▸ EXTRACTED DATA
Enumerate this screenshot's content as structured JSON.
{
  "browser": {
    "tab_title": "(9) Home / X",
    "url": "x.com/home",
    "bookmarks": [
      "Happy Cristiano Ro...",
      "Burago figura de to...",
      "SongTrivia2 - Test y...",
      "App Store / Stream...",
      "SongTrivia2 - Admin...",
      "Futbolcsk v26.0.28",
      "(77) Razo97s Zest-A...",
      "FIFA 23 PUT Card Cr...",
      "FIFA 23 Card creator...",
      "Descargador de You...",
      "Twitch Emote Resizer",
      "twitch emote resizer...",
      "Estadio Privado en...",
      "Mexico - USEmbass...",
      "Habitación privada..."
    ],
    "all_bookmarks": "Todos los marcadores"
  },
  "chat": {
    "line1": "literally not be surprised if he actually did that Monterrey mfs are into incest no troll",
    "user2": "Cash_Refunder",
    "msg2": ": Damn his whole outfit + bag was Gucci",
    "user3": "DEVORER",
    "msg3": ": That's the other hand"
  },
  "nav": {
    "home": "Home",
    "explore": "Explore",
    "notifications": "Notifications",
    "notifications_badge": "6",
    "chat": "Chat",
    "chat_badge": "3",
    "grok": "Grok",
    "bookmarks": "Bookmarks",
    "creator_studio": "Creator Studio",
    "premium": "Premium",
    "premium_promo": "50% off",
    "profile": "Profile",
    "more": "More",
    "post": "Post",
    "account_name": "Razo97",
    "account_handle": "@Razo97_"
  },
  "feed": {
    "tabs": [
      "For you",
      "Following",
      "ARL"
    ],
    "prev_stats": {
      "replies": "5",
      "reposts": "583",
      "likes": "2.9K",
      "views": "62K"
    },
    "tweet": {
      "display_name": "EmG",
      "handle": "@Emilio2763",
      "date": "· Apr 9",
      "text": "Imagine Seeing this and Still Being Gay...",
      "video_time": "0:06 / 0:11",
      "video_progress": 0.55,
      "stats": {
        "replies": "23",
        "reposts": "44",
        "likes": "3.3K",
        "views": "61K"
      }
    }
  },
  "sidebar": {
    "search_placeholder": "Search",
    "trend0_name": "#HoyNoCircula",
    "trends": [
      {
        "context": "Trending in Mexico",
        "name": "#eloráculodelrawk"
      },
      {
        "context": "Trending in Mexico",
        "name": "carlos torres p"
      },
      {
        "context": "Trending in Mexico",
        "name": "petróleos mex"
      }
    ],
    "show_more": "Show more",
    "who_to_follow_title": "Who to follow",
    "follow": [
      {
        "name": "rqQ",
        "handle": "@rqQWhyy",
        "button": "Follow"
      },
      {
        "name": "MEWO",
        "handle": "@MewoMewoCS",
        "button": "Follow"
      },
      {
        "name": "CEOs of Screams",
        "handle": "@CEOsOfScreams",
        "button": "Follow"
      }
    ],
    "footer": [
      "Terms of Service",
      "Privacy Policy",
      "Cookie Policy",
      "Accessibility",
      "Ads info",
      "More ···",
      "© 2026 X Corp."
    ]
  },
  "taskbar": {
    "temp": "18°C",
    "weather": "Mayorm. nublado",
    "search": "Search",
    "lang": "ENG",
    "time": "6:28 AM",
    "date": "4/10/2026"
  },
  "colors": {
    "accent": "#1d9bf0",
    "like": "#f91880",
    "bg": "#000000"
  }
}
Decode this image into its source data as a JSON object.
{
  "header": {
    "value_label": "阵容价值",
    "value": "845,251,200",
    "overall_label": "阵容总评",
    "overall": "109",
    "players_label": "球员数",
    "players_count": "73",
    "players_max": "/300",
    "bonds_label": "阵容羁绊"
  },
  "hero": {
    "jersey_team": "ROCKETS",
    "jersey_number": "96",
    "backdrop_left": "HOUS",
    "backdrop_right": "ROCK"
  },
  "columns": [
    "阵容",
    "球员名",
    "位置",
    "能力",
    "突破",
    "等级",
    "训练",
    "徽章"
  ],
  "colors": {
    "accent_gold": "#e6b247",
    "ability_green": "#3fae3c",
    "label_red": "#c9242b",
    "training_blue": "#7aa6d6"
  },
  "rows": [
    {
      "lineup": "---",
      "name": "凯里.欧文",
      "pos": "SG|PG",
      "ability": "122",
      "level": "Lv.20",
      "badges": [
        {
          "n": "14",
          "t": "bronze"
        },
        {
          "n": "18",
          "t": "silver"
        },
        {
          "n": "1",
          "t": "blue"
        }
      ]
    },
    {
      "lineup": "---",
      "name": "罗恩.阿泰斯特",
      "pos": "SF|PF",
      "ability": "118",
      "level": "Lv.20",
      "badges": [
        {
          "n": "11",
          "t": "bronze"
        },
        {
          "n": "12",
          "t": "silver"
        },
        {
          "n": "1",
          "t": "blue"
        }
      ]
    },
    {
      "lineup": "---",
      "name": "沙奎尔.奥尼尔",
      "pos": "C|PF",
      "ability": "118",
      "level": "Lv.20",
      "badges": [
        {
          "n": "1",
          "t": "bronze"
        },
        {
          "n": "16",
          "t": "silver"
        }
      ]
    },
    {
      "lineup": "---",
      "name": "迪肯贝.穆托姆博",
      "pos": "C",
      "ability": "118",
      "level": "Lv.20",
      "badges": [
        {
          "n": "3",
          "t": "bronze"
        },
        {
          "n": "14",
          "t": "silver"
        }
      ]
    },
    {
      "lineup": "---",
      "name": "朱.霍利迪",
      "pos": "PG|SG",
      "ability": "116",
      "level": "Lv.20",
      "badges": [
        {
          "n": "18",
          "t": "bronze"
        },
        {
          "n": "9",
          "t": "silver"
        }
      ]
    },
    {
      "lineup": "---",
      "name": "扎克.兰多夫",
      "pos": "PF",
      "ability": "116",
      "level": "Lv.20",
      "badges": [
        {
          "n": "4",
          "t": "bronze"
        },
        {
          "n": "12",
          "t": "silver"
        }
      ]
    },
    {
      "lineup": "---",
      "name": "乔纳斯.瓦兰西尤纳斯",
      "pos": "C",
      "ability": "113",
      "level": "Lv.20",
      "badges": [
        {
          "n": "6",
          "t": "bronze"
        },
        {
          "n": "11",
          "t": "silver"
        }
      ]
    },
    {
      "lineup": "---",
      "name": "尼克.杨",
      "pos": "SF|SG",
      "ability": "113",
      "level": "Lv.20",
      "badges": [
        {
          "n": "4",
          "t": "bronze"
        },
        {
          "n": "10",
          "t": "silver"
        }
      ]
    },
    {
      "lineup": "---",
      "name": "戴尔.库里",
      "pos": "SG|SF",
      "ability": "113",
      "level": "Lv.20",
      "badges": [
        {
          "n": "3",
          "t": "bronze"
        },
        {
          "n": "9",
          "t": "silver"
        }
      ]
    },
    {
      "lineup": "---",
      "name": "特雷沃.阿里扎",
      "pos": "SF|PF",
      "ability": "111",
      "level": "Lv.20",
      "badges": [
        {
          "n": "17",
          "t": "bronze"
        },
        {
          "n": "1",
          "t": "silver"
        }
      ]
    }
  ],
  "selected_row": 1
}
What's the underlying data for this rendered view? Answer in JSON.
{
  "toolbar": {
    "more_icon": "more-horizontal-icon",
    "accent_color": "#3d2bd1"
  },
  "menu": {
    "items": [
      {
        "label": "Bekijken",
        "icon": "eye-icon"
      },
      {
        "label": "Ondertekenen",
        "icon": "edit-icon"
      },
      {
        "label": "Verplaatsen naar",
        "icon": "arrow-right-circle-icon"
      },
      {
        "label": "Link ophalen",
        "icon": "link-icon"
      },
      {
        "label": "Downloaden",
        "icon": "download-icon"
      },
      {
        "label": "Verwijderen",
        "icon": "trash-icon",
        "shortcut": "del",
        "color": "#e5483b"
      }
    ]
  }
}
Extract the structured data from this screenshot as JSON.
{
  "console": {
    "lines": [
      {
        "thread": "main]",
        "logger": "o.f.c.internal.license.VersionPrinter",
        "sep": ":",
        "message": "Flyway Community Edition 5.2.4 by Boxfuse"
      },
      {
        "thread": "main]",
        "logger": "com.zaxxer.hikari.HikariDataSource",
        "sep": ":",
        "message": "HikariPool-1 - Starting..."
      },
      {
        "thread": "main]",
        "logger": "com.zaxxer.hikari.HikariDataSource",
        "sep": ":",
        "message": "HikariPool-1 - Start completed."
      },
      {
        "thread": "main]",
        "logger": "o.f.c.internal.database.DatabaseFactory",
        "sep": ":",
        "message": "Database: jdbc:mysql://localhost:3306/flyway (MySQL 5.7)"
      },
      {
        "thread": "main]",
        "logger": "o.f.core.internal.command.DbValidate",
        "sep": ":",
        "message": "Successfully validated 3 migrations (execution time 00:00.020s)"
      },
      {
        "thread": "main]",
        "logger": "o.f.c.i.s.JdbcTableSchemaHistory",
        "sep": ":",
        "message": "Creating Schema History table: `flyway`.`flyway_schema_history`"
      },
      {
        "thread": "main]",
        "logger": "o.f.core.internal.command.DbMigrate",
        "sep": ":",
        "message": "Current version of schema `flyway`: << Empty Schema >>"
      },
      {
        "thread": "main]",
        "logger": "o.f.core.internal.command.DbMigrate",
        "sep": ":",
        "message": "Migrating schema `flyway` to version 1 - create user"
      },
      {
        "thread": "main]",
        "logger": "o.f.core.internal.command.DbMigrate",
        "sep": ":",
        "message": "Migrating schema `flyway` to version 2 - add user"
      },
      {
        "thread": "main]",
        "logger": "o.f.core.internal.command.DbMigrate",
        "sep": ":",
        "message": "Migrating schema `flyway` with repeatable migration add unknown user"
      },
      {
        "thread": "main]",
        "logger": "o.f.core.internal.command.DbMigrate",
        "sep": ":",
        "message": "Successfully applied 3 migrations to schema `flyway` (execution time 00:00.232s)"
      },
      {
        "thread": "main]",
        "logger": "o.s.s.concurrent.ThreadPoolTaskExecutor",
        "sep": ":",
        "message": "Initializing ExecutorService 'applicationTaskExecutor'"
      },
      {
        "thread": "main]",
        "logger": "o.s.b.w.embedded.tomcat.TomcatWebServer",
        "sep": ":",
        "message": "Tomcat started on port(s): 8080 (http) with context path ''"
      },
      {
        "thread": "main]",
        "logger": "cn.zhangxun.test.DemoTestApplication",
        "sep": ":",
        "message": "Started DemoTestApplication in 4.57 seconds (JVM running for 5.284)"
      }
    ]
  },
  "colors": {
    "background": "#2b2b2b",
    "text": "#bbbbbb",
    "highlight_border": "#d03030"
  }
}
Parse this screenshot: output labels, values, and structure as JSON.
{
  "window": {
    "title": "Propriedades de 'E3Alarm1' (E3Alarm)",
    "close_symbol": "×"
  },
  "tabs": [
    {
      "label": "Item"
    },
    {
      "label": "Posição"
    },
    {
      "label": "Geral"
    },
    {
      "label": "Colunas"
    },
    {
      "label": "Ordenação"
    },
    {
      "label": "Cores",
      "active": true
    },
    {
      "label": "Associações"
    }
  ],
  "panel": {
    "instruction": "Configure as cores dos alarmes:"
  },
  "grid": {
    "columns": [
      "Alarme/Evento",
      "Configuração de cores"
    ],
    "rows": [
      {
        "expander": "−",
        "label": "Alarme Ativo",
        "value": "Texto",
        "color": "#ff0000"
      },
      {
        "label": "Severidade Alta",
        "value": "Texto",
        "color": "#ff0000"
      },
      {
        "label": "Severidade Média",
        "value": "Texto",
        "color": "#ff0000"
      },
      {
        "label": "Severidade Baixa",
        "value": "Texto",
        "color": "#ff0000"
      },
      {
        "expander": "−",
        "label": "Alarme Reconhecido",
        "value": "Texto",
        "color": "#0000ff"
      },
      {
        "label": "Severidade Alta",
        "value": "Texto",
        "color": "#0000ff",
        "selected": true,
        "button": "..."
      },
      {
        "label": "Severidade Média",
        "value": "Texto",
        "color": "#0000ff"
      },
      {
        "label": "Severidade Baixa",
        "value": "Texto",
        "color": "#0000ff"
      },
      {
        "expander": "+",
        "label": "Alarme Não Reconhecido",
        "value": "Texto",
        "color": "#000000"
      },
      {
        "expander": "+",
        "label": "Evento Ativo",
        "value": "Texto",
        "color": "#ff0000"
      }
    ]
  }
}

▸ DIRECTIONS
From the records, copy every line that has the string "HikariPool" in it.

▸ RESPONSE TO THE TASK
        "message": "HikariPool-1 - Starting..."
        "message": "HikariPool-1 - Start completed."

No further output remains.